__TASK REQUIREMENTS__: Format every line of the listing as a Markdown table with two columns, Row and Entry. Put the row number under Row and the line under Entry, and leave out any blank lines.

━━ RECORDS PROVIDED ━━

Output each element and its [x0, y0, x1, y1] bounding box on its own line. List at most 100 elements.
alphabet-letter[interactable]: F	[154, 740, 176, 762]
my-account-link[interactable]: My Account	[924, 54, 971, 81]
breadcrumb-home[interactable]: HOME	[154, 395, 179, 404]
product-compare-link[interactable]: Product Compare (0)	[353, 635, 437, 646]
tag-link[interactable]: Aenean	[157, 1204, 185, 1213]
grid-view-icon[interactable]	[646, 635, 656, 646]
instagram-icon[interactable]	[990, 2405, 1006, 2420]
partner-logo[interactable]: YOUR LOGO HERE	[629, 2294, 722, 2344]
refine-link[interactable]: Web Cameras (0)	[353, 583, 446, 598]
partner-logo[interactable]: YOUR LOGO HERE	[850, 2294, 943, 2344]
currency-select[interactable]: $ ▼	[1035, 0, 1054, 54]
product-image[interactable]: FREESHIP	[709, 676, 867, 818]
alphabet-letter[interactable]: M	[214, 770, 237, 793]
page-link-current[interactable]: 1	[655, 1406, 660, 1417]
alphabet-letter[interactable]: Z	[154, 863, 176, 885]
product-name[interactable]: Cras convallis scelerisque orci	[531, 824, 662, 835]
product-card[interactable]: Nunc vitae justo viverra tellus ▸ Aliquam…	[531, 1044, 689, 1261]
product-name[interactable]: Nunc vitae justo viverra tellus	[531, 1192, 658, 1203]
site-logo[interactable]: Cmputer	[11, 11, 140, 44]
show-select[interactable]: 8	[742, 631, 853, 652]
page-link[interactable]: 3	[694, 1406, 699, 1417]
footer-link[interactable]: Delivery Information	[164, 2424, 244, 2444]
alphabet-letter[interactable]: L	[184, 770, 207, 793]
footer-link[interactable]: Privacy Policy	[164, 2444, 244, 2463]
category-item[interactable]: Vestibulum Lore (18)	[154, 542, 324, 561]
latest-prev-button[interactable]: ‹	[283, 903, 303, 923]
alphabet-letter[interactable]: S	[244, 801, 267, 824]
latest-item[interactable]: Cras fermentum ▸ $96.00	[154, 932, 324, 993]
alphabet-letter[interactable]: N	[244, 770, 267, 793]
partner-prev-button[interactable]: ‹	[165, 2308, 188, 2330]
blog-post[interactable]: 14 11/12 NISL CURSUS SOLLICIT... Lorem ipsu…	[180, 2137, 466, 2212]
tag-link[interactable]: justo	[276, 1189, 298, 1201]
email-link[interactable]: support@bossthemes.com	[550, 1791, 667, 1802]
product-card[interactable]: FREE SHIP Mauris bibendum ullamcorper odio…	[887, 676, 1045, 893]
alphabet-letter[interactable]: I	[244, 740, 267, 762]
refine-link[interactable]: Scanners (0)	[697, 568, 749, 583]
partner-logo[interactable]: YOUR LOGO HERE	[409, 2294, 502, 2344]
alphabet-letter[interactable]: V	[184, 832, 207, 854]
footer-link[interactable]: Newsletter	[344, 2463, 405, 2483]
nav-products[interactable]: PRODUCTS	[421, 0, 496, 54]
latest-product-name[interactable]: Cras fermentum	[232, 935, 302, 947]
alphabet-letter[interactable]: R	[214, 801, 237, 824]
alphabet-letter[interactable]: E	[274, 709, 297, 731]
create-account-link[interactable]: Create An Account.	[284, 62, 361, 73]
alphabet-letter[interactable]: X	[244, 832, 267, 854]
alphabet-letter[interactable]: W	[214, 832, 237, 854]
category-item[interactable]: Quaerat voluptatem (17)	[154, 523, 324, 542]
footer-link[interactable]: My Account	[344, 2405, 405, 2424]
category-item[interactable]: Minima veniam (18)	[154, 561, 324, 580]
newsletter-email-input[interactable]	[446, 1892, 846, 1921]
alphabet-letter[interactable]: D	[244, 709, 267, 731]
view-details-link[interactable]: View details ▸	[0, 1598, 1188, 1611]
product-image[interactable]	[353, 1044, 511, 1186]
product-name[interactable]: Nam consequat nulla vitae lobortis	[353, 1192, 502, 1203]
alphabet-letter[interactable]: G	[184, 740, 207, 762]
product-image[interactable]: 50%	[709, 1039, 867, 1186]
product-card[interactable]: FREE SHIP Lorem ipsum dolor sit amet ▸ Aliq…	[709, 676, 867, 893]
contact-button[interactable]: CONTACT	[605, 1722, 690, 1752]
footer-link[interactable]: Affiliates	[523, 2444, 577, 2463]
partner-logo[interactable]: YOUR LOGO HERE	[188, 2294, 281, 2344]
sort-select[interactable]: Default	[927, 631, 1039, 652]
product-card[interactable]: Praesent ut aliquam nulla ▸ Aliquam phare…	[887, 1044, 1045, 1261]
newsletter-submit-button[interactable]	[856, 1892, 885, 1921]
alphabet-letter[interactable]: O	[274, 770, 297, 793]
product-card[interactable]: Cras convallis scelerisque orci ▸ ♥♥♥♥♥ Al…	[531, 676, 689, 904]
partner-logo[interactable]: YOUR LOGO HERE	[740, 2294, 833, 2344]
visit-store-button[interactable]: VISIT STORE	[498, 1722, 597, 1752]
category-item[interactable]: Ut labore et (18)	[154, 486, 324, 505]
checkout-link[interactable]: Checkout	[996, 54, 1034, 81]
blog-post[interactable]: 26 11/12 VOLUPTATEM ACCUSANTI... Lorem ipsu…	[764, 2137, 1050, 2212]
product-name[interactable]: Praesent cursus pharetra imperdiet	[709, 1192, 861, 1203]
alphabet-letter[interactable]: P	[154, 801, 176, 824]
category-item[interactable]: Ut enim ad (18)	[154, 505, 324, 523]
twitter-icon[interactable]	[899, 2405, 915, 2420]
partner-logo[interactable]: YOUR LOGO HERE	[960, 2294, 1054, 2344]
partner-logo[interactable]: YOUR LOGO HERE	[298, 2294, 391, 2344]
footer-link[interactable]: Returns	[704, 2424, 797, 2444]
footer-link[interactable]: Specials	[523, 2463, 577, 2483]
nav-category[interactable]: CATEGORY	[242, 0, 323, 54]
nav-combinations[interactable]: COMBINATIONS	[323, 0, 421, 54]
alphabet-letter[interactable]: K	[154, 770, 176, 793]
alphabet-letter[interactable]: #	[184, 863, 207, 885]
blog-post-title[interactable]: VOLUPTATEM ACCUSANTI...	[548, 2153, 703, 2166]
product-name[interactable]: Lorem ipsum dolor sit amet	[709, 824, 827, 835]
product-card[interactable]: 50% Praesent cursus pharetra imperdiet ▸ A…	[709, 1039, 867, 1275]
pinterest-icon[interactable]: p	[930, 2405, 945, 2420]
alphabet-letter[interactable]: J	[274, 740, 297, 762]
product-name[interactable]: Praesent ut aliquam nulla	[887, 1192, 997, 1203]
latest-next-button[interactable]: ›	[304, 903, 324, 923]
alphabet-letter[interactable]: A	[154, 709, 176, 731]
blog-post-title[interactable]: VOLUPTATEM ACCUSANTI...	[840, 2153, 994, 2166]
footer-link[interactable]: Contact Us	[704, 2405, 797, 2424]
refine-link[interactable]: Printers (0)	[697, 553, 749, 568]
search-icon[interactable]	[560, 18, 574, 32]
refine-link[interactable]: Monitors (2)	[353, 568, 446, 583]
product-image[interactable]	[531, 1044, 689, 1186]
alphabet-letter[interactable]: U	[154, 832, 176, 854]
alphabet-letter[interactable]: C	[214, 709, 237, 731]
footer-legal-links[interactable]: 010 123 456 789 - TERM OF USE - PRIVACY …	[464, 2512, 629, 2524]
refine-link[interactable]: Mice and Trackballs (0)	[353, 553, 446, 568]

━━━

__OUTPUT__:
| Row | Entry |
|---|---|
| 1 | Output each element and its [x0, y0, x1, y1] bounding box on its own line. List at most 100 elements. |
| 2 | alphabet-letter[interactable]: F	[154, 740, 176, 762] |
| 3 | my-account-link[interactable]: My Account	[924, 54, 971, 81] |
| 4 | breadcrumb-home[interactable]: HOME	[154, 395, 179, 404] |
| 5 | product-compare-link[interactable]: Product Compare (0)	[353, 635, 437, 646] |
| 6 | tag-link[interactable]: Aenean	[157, 1204, 185, 1213] |
| 7 | grid-view-icon[interactable]	[646, 635, 656, 646] |
| 8 | instagram-icon[interactable]	[990, 2405, 1006, 2420] |
| 9 | partner-logo[interactable]: YOUR LOGO HERE	[629, 2294, 722, 2344] |
| 10 | refine-link[interactable]: Web Cameras (0)	[353, 583, 446, 598] |
| 11 | partner-logo[interactable]: YOUR LOGO HERE	[850, 2294, 943, 2344] |
| 12 | currency-select[interactable]: $ ▼	[1035, 0, 1054, 54] |
| 13 | product-image[interactable]: FREESHIP	[709, 676, 867, 818] |
| 14 | alphabet-letter[interactable]: M	[214, 770, 237, 793] |
| 15 | page-link-current[interactable]: 1	[655, 1406, 660, 1417] |
| 16 | alphabet-letter[interactable]: Z	[154, 863, 176, 885] |
| 17 | product-name[interactable]: Cras convallis scelerisque orci	[531, 824, 662, 835] |
| 18 | product-card[interactable]: Nunc vitae justo viverra tellus ▸ Aliquam…	[531, 1044, 689, 1261] |
| 19 | product-name[interactable]: Nunc vitae justo viverra tellus	[531, 1192, 658, 1203] |
| 20 | site-logo[interactable]: Cmputer	[11, 11, 140, 44] |
| 21 | show-select[interactable]: 8	[742, 631, 853, 652] |
| 22 | page-link[interactable]: 3	[694, 1406, 699, 1417] |
| 23 | footer-link[interactable]: Delivery Information	[164, 2424, 244, 2444] |
| 24 | alphabet-letter[interactable]: L	[184, 770, 207, 793] |
| 25 | footer-link[interactable]: Privacy Policy	[164, 2444, 244, 2463] |
| 26 | category-item[interactable]: Vestibulum Lore (18)	[154, 542, 324, 561] |
| 27 | latest-prev-button[interactable]: ‹	[283, 903, 303, 923] |
| 28 | alphabet-letter[interactable]: S	[244, 801, 267, 824] |
| 29 | latest-item[interactable]: Cras fermentum ▸ $96.00	[154, 932, 324, 993] |
| 30 | alphabet-letter[interactable]: N	[244, 770, 267, 793] |
| 31 | partner-prev-button[interactable]: ‹	[165, 2308, 188, 2330] |
| 32 | blog-post[interactable]: 14 11/12 NISL CURSUS SOLLICIT... Lorem ipsu…	[180, 2137, 466, 2212] |
| 33 | tag-link[interactable]: justo	[276, 1189, 298, 1201] |
| 34 | email-link[interactable]: support@bossthemes.com	[550, 1791, 667, 1802] |
| 35 | product-card[interactable]: FREE SHIP Mauris bibendum ullamcorper odio…	[887, 676, 1045, 893] |
| 36 | alphabet-letter[interactable]: I	[244, 740, 267, 762] |
| 37 | refine-link[interactable]: Scanners (0)	[697, 568, 749, 583] |
| 38 | partner-logo[interactable]: YOUR LOGO HERE	[409, 2294, 502, 2344] |
| 39 | alphabet-letter[interactable]: V	[184, 832, 207, 854] |
| 40 | footer-link[interactable]: Newsletter	[344, 2463, 405, 2483] |
| 41 | nav-products[interactable]: PRODUCTS	[421, 0, 496, 54] |
| 42 | latest-product-name[interactable]: Cras fermentum	[232, 935, 302, 947] |
| 43 | alphabet-letter[interactable]: R	[214, 801, 237, 824] |
| 44 | alphabet-letter[interactable]: E	[274, 709, 297, 731] |
| 45 | create-account-link[interactable]: Create An Account.	[284, 62, 361, 73] |
| 46 | alphabet-letter[interactable]: X	[244, 832, 267, 854] |
| 47 | alphabet-letter[interactable]: W	[214, 832, 237, 854] |
| 48 | category-item[interactable]: Quaerat voluptatem (17)	[154, 523, 324, 542] |
| 49 | footer-link[interactable]: My Account	[344, 2405, 405, 2424] |
| 50 | category-item[interactable]: Minima veniam (18)	[154, 561, 324, 580] |
| 51 | newsletter-email-input[interactable]	[446, 1892, 846, 1921] |
| 52 | alphabet-letter[interactable]: D	[244, 709, 267, 731] |
| 53 | view-details-link[interactable]: View details ▸	[0, 1598, 1188, 1611] |
| 54 | product-image[interactable]	[353, 1044, 511, 1186] |
| 55 | product-name[interactable]: Nam consequat nulla vitae lobortis	[353, 1192, 502, 1203] |
| 56 | alphabet-letter[interactable]: G	[184, 740, 207, 762] |
| 57 | product-image[interactable]: 50%	[709, 1039, 867, 1186] |
| 58 | product-card[interactable]: FREE SHIP Lorem ipsum dolor sit amet ▸ Aliq…	[709, 676, 867, 893] |
| 59 | contact-button[interactable]: CONTACT	[605, 1722, 690, 1752] |
| 60 | footer-link[interactable]: Affiliates	[523, 2444, 577, 2463] |
| 61 | partner-logo[interactable]: YOUR LOGO HERE	[188, 2294, 281, 2344] |
| 62 | sort-select[interactable]: Default	[927, 631, 1039, 652] |
| 63 | product-card[interactable]: Praesent ut aliquam nulla ▸ Aliquam phare…	[887, 1044, 1045, 1261] |
| 64 | newsletter-submit-button[interactable]	[856, 1892, 885, 1921] |
| 65 | alphabet-letter[interactable]: O	[274, 770, 297, 793] |
| 66 | product-card[interactable]: Cras convallis scelerisque orci ▸ ♥♥♥♥♥ Al…	[531, 676, 689, 904] |
| 67 | partner-logo[interactable]: YOUR LOGO HERE	[740, 2294, 833, 2344] |
| 68 | visit-store-button[interactable]: VISIT STORE	[498, 1722, 597, 1752] |
| 69 | category-item[interactable]: Ut labore et (18)	[154, 486, 324, 505] |
| 70 | checkout-link[interactable]: Checkout	[996, 54, 1034, 81] |
| 71 | blog-post[interactable]: 26 11/12 VOLUPTATEM ACCUSANTI... Lorem ipsu…	[764, 2137, 1050, 2212] |
| 72 | product-name[interactable]: Praesent cursus pharetra imperdiet	[709, 1192, 861, 1203] |
| 73 | alphabet-letter[interactable]: P	[154, 801, 176, 824] |
| 74 | category-item[interactable]: Ut enim ad (18)	[154, 505, 324, 523] |
| 75 | twitter-icon[interactable]	[899, 2405, 915, 2420] |
| 76 | partner-logo[interactable]: YOUR LOGO HERE	[960, 2294, 1054, 2344] |
| 77 | partner-logo[interactable]: YOUR LOGO HERE	[298, 2294, 391, 2344] |
| 78 | footer-link[interactable]: Returns	[704, 2424, 797, 2444] |
| 79 | footer-link[interactable]: Specials	[523, 2463, 577, 2483] |
| 80 | nav-category[interactable]: CATEGORY	[242, 0, 323, 54] |
| 81 | nav-combinations[interactable]: COMBINATIONS	[323, 0, 421, 54] |
| 82 | alphabet-letter[interactable]: K	[154, 770, 176, 793] |
| 83 | alphabet-letter[interactable]: #	[184, 863, 207, 885] |
| 84 | blog-post-title[interactable]: VOLUPTATEM ACCUSANTI...	[548, 2153, 703, 2166] |
| 85 | product-name[interactable]: Lorem ipsum dolor sit amet	[709, 824, 827, 835] |
| 86 | product-card[interactable]: 50% Praesent cursus pharetra imperdiet ▸ A…	[709, 1039, 867, 1275] |
| 87 | pinterest-icon[interactable]: p	[930, 2405, 945, 2420] |
| 88 | alphabet-letter[interactable]: J	[274, 740, 297, 762] |
| 89 | product-name[interactable]: Praesent ut aliquam nulla	[887, 1192, 997, 1203] |
| 90 | latest-next-button[interactable]: ›	[304, 903, 324, 923] |
| 91 | alphabet-letter[interactable]: A	[154, 709, 176, 731] |
| 92 | blog-post-title[interactable]: VOLUPTATEM ACCUSANTI...	[840, 2153, 994, 2166] |
| 93 | footer-link[interactable]: Contact Us	[704, 2405, 797, 2424] |
| 94 | refine-link[interactable]: Printers (0)	[697, 553, 749, 568] |
| 95 | search-icon[interactable]	[560, 18, 574, 32] |
| 96 | refine-link[interactable]: Monitors (2)	[353, 568, 446, 583] |
| 97 | product-image[interactable]	[531, 1044, 689, 1186] |
| 98 | alphabet-letter[interactable]: U	[154, 832, 176, 854] |
| 99 | alphabet-letter[interactable]: C	[214, 709, 237, 731] |
| 100 | footer-legal-links[interactable]: 010 123 456 789 - TERM OF USE - PRIVACY …	[464, 2512, 629, 2524] |
| 101 | refine-link[interactable]: Mice and Trackballs (0)	[353, 553, 446, 568] |